# WHAT NEEDS TO BE DONE
Images must not appear in your copy; reproduce every other part of the records exactly.

-- BEGIN DATA EXTRACT --

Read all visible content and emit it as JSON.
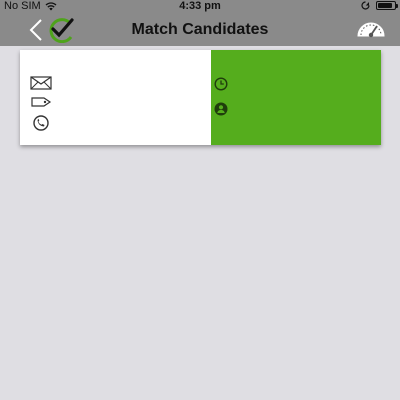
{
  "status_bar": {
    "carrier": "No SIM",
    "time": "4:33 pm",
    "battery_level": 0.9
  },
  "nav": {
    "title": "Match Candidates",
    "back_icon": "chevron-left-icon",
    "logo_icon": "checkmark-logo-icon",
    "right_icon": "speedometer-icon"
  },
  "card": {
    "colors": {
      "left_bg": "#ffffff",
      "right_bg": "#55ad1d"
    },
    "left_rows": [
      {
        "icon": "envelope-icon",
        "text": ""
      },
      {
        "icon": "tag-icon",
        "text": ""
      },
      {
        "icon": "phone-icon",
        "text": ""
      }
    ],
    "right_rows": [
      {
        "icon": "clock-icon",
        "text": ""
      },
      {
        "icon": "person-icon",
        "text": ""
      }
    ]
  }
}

-- END DATA EXTRACT --

# IN RESPONSE
Read all visible content and emit it as JSON.
{
  "status_bar": {
    "carrier": "No SIM",
    "time": "4:33 pm",
    "battery_level": 0.9
  },
  "nav": {
    "title": "Match Candidates",
    "back_icon": "chevron-left-icon",
    "logo_icon": "checkmark-logo-icon",
    "right_icon": "speedometer-icon"
  },
  "card": {
    "colors": {
      "left_bg": "#ffffff",
      "right_bg": "#55ad1d"
    },
    "left_rows": [
      {
        "icon": "envelope-icon",
        "text": ""
      },
      {
        "icon": "tag-icon",
        "text": ""
      },
      {
        "icon": "phone-icon",
        "text": ""
      }
    ],
    "right_rows": [
      {
        "icon": "clock-icon",
        "text": ""
      },
      {
        "icon": "person-icon",
        "text": ""
      }
    ]
  }
}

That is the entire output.